Transcribe the records that follow. Keep every word exactly, and drop the pictures.

**Entries shown**

********

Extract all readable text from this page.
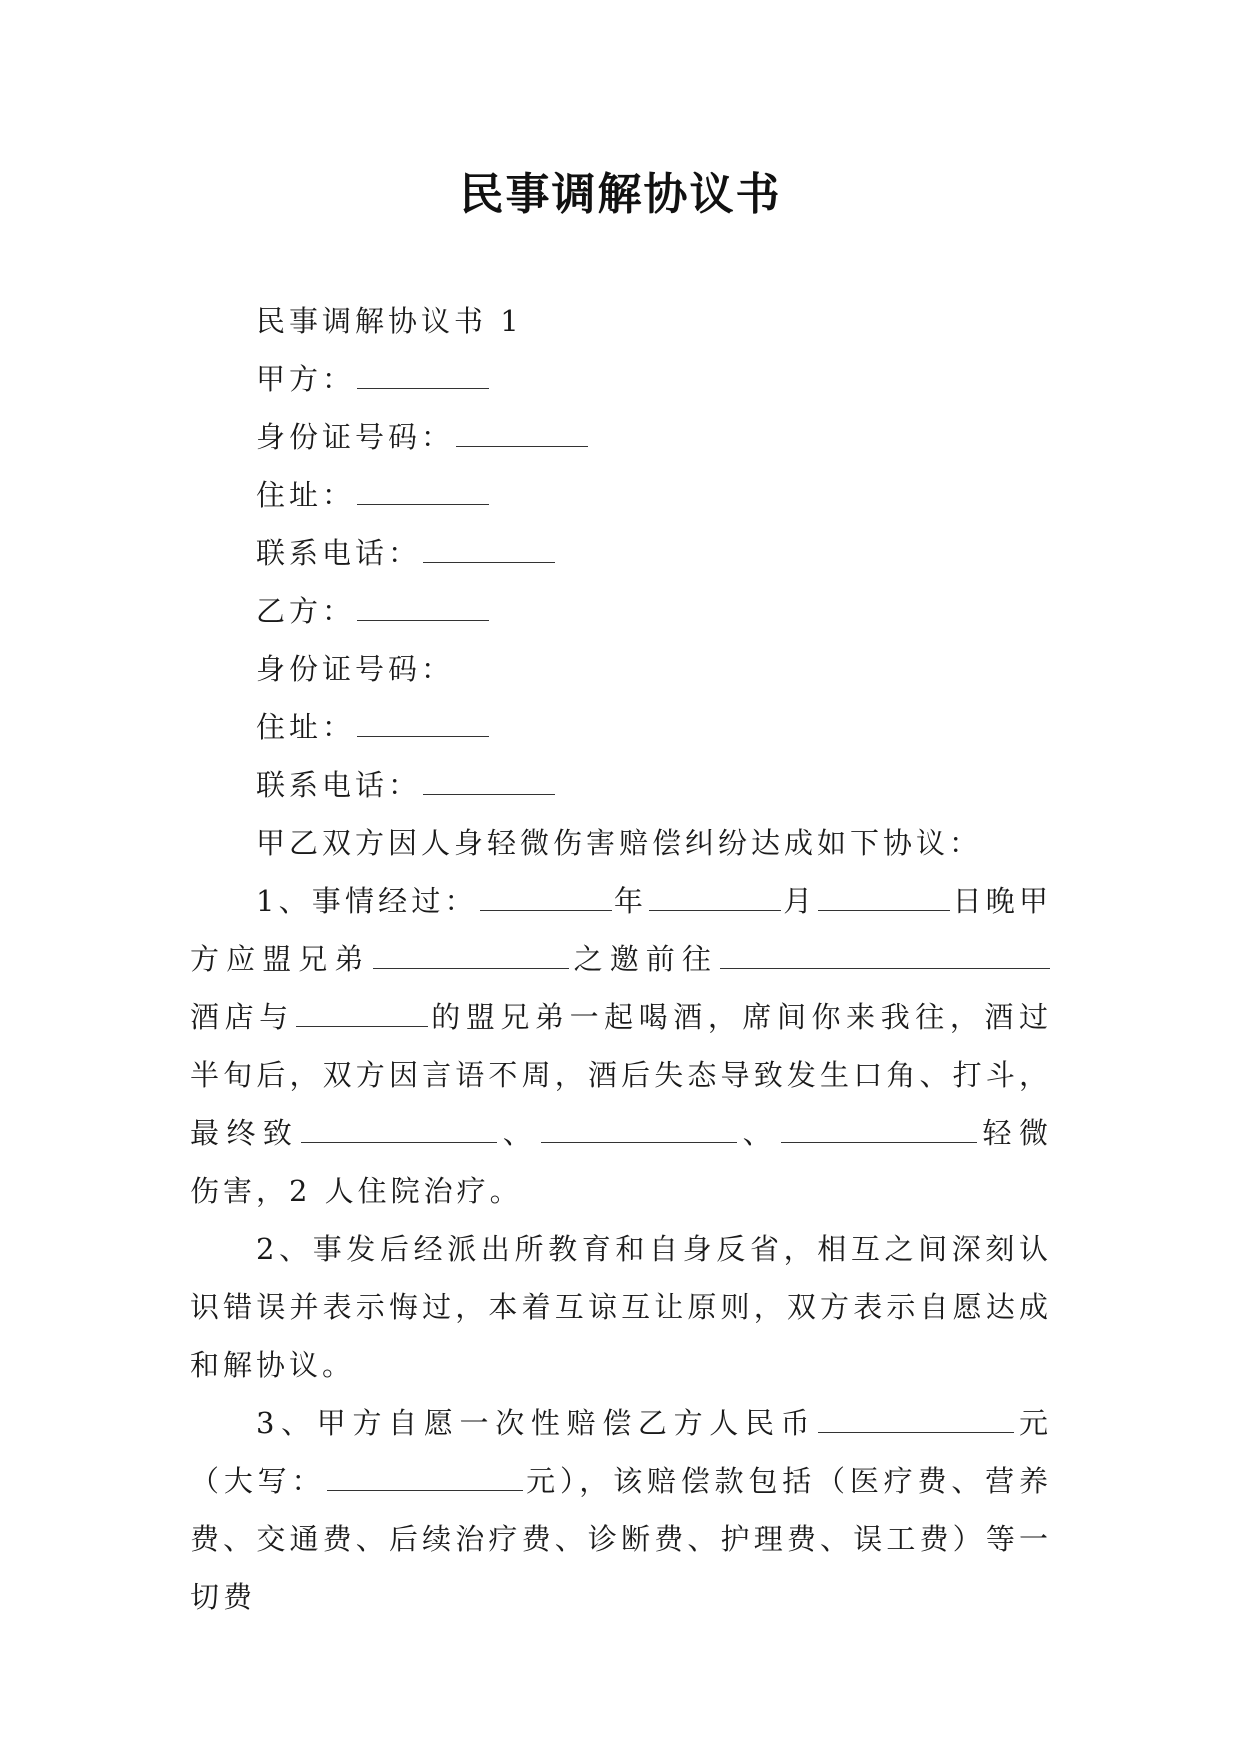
民事调解协议书

民事调解协议书 1

甲方：

身份证号码：

住址：

联系电话：

乙方：

身份证号码：

住址：

联系电话：

甲乙双方因人身轻微伤害赔偿纠纷达成如下协议：

1、事情经过：	年	月	日晚甲方应盟兄弟	之邀前往酒店与	的盟兄弟一起喝酒，席间你来我往，酒过半旬后，双方因言语不周，酒后失态导致发生口角、打斗，最终致	、	、	轻微伤害，2 人住院治疗。

2、事发后经派出所教育和自身反省，相互之间深刻认识错误并表示悔过，本着互谅互让原则，双方表示自愿达成和解协议。

3、甲方自愿一次性赔偿乙方人民币	元（大写：	元），该赔偿款包括（医疗费、营养费、交通费、后续治疗费、诊断费、护理费、误工费）等一切费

********

**Response to this task**
Extract all readable text from this page.
民事调解协议书

民事调解协议书 1

甲方：

身份证号码：

住址：

联系电话：

乙方：

身份证号码：

住址：

联系电话：

甲乙双方因人身轻微伤害赔偿纠纷达成如下协议：

1、事情经过：	年	月	日晚甲方应盟兄弟	之邀前往酒店与	的盟兄弟一起喝酒，席间你来我往，酒过半旬后，双方因言语不周，酒后失态导致发生口角、打斗，最终致	、	、	轻微伤害，2 人住院治疗。

2、事发后经派出所教育和自身反省，相互之间深刻认识错误并表示悔过，本着互谅互让原则，双方表示自愿达成和解协议。

3、甲方自愿一次性赔偿乙方人民币	元（大写：	元），该赔偿款包括（医疗费、营养费、交通费、后续治疗费、诊断费、护理费、误工费）等一切费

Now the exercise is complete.